**DATA PROVIDED**
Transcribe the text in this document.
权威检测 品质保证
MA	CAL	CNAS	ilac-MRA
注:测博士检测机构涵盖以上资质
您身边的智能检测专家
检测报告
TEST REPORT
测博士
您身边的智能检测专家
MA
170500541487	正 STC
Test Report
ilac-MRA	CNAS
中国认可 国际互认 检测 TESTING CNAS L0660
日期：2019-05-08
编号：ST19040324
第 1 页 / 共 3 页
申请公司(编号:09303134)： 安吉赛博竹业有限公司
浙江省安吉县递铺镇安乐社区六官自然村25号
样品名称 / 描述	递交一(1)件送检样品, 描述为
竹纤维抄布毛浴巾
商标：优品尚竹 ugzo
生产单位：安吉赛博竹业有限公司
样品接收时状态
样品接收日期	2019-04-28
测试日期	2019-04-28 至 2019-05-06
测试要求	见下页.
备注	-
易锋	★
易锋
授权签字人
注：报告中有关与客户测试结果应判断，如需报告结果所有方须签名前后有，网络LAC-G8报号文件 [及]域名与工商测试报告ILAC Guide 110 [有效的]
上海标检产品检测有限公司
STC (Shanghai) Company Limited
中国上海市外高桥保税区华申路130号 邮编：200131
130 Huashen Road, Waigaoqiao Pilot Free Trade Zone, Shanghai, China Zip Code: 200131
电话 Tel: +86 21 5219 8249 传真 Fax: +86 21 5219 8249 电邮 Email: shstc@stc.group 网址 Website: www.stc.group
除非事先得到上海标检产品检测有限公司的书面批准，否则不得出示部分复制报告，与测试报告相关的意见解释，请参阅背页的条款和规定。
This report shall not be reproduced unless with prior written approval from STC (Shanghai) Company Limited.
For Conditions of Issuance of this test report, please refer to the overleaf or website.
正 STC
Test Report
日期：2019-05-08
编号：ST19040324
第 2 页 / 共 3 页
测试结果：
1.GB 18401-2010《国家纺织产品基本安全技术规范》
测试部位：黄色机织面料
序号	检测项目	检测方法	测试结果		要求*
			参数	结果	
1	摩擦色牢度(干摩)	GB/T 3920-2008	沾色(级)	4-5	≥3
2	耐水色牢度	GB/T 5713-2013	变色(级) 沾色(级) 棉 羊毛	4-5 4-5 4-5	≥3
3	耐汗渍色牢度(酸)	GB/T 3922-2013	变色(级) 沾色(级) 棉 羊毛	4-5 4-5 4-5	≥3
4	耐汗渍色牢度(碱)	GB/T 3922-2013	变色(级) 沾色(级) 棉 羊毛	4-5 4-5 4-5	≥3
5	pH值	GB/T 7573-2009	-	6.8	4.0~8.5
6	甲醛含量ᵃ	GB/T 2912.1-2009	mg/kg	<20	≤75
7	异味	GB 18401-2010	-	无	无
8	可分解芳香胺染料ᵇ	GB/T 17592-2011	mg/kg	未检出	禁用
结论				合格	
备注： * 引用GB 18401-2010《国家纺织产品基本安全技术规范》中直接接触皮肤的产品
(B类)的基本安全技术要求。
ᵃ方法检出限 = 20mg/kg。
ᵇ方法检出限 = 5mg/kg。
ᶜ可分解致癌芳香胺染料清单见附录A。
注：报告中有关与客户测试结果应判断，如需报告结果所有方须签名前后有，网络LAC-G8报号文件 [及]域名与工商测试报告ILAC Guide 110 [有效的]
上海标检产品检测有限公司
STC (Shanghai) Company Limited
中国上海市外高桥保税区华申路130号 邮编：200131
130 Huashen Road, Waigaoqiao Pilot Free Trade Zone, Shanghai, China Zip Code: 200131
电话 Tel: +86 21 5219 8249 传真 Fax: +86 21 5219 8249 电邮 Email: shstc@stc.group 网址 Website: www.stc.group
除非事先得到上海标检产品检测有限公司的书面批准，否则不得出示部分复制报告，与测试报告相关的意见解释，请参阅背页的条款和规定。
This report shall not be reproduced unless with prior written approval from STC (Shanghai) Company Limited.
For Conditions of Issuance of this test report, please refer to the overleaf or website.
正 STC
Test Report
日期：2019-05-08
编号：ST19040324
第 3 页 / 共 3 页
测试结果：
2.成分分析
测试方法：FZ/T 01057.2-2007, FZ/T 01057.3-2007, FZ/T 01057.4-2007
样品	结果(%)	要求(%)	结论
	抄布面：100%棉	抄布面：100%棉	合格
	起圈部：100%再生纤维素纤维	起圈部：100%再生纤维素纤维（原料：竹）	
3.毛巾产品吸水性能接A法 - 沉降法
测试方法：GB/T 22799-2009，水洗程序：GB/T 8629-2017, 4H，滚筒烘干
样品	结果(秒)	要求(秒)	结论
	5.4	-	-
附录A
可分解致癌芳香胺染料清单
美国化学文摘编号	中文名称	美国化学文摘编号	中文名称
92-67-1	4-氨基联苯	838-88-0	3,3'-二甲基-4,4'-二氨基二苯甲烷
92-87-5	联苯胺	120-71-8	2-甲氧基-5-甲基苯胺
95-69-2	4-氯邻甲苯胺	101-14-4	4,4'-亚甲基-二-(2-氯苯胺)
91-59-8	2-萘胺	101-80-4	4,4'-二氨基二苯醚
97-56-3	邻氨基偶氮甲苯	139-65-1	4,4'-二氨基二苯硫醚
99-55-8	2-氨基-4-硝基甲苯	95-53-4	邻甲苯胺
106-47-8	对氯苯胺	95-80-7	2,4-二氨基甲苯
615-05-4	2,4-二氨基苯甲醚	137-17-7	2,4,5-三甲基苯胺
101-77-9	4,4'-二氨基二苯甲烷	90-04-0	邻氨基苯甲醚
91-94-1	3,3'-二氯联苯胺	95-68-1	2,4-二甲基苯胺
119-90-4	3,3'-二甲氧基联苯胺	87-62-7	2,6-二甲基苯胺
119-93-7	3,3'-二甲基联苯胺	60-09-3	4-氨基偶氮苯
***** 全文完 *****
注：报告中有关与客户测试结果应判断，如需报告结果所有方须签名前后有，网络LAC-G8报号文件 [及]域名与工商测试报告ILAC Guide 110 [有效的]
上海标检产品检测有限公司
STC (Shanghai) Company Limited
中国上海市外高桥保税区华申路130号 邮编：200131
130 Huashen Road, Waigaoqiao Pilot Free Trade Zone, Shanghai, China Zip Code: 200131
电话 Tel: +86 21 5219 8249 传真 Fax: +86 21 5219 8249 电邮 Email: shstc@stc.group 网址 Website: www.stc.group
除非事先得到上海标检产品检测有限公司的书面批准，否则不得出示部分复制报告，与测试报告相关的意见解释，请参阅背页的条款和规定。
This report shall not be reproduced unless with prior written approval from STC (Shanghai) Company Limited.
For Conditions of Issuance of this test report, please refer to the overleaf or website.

**THE REQUEST**
Please reproduce every line of the material word for word.

**SOLUTION TO THIS PROBLEM**
Transcribe the text in this document.
权威检测 品质保证
MA	CAL	CNAS	ilac-MRA
注:测博士检测机构涵盖以上资质
您身边的智能检测专家
检测报告
TEST REPORT
测博士
您身边的智能检测专家
MA
170500541487	正 STC
Test Report
ilac-MRA	CNAS
中国认可 国际互认 检测 TESTING CNAS L0660
日期：2019-05-08
编号：ST19040324
第 1 页 / 共 3 页
申请公司(编号:09303134)： 安吉赛博竹业有限公司
浙江省安吉县递铺镇安乐社区六官自然村25号
样品名称 / 描述	递交一(1)件送检样品, 描述为
竹纤维抄布毛浴巾
商标：优品尚竹 ugzo
生产单位：安吉赛博竹业有限公司
样品接收时状态
样品接收日期	2019-04-28
测试日期	2019-04-28 至 2019-05-06
测试要求	见下页.
备注	-
易锋	★
易锋
授权签字人
注：报告中有关与客户测试结果应判断，如需报告结果所有方须签名前后有，网络LAC-G8报号文件 [及]域名与工商测试报告ILAC Guide 110 [有效的]
上海标检产品检测有限公司
STC (Shanghai) Company Limited
中国上海市外高桥保税区华申路130号 邮编：200131
130 Huashen Road, Waigaoqiao Pilot Free Trade Zone, Shanghai, China Zip Code: 200131
电话 Tel: +86 21 5219 8249 传真 Fax: +86 21 5219 8249 电邮 Email: shstc@stc.group 网址 Website: www.stc.group
除非事先得到上海标检产品检测有限公司的书面批准，否则不得出示部分复制报告，与测试报告相关的意见解释，请参阅背页的条款和规定。
This report shall not be reproduced unless with prior written approval from STC (Shanghai) Company Limited.
For Conditions of Issuance of this test report, please refer to the overleaf or website.
正 STC
Test Report
日期：2019-05-08
编号：ST19040324
第 2 页 / 共 3 页
测试结果：
1.GB 18401-2010《国家纺织产品基本安全技术规范》
测试部位：黄色机织面料
序号	检测项目	检测方法	测试结果		要求*
			参数	结果	
1	摩擦色牢度(干摩)	GB/T 3920-2008	沾色(级)	4-5	≥3
2	耐水色牢度	GB/T 5713-2013	变色(级) 沾色(级) 棉 羊毛	4-5 4-5 4-5	≥3
3	耐汗渍色牢度(酸)	GB/T 3922-2013	变色(级) 沾色(级) 棉 羊毛	4-5 4-5 4-5	≥3
4	耐汗渍色牢度(碱)	GB/T 3922-2013	变色(级) 沾色(级) 棉 羊毛	4-5 4-5 4-5	≥3
5	pH值	GB/T 7573-2009	-	6.8	4.0~8.5
6	甲醛含量ᵃ	GB/T 2912.1-2009	mg/kg	<20	≤75
7	异味	GB 18401-2010	-	无	无
8	可分解芳香胺染料ᵇ	GB/T 17592-2011	mg/kg	未检出	禁用
结论				合格	
备注： * 引用GB 18401-2010《国家纺织产品基本安全技术规范》中直接接触皮肤的产品
(B类)的基本安全技术要求。
ᵃ方法检出限 = 20mg/kg。
ᵇ方法检出限 = 5mg/kg。
ᶜ可分解致癌芳香胺染料清单见附录A。
注：报告中有关与客户测试结果应判断，如需报告结果所有方须签名前后有，网络LAC-G8报号文件 [及]域名与工商测试报告ILAC Guide 110 [有效的]
上海标检产品检测有限公司
STC (Shanghai) Company Limited
中国上海市外高桥保税区华申路130号 邮编：200131
130 Huashen Road, Waigaoqiao Pilot Free Trade Zone, Shanghai, China Zip Code: 200131
电话 Tel: +86 21 5219 8249 传真 Fax: +86 21 5219 8249 电邮 Email: shstc@stc.group 网址 Website: www.stc.group
除非事先得到上海标检产品检测有限公司的书面批准，否则不得出示部分复制报告，与测试报告相关的意见解释，请参阅背页的条款和规定。
This report shall not be reproduced unless with prior written approval from STC (Shanghai) Company Limited.
For Conditions of Issuance of this test report, please refer to the overleaf or website.
正 STC
Test Report
日期：2019-05-08
编号：ST19040324
第 3 页 / 共 3 页
测试结果：
2.成分分析
测试方法：FZ/T 01057.2-2007, FZ/T 01057.3-2007, FZ/T 01057.4-2007
样品	结果(%)	要求(%)	结论
	抄布面：100%棉	抄布面：100%棉	合格
	起圈部：100%再生纤维素纤维	起圈部：100%再生纤维素纤维（原料：竹）	
3.毛巾产品吸水性能接A法 - 沉降法
测试方法：GB/T 22799-2009，水洗程序：GB/T 8629-2017, 4H，滚筒烘干
样品	结果(秒)	要求(秒)	结论
	5.4	-	-
附录A
可分解致癌芳香胺染料清单
美国化学文摘编号	中文名称	美国化学文摘编号	中文名称
92-67-1	4-氨基联苯	838-88-0	3,3'-二甲基-4,4'-二氨基二苯甲烷
92-87-5	联苯胺	120-71-8	2-甲氧基-5-甲基苯胺
95-69-2	4-氯邻甲苯胺	101-14-4	4,4'-亚甲基-二-(2-氯苯胺)
91-59-8	2-萘胺	101-80-4	4,4'-二氨基二苯醚
97-56-3	邻氨基偶氮甲苯	139-65-1	4,4'-二氨基二苯硫醚
99-55-8	2-氨基-4-硝基甲苯	95-53-4	邻甲苯胺
106-47-8	对氯苯胺	95-80-7	2,4-二氨基甲苯
615-05-4	2,4-二氨基苯甲醚	137-17-7	2,4,5-三甲基苯胺
101-77-9	4,4'-二氨基二苯甲烷	90-04-0	邻氨基苯甲醚
91-94-1	3,3'-二氯联苯胺	95-68-1	2,4-二甲基苯胺
119-90-4	3,3'-二甲氧基联苯胺	87-62-7	2,6-二甲基苯胺
119-93-7	3,3'-二甲基联苯胺	60-09-3	4-氨基偶氮苯
***** 全文完 *****
注：报告中有关与客户测试结果应判断，如需报告结果所有方须签名前后有，网络LAC-G8报号文件 [及]域名与工商测试报告ILAC Guide 110 [有效的]
上海标检产品检测有限公司
STC (Shanghai) Company Limited
中国上海市外高桥保税区华申路130号 邮编：200131
130 Huashen Road, Waigaoqiao Pilot Free Trade Zone, Shanghai, China Zip Code: 200131
电话 Tel: +86 21 5219 8249 传真 Fax: +86 21 5219 8249 电邮 Email: shstc@stc.group 网址 Website: www.stc.group
除非事先得到上海标检产品检测有限公司的书面批准，否则不得出示部分复制报告，与测试报告相关的意见解释，请参阅背页的条款和规定。
This report shall not be reproduced unless with prior written approval from STC (Shanghai) Company Limited.
For Conditions of Issuance of this test report, please refer to the overleaf or website.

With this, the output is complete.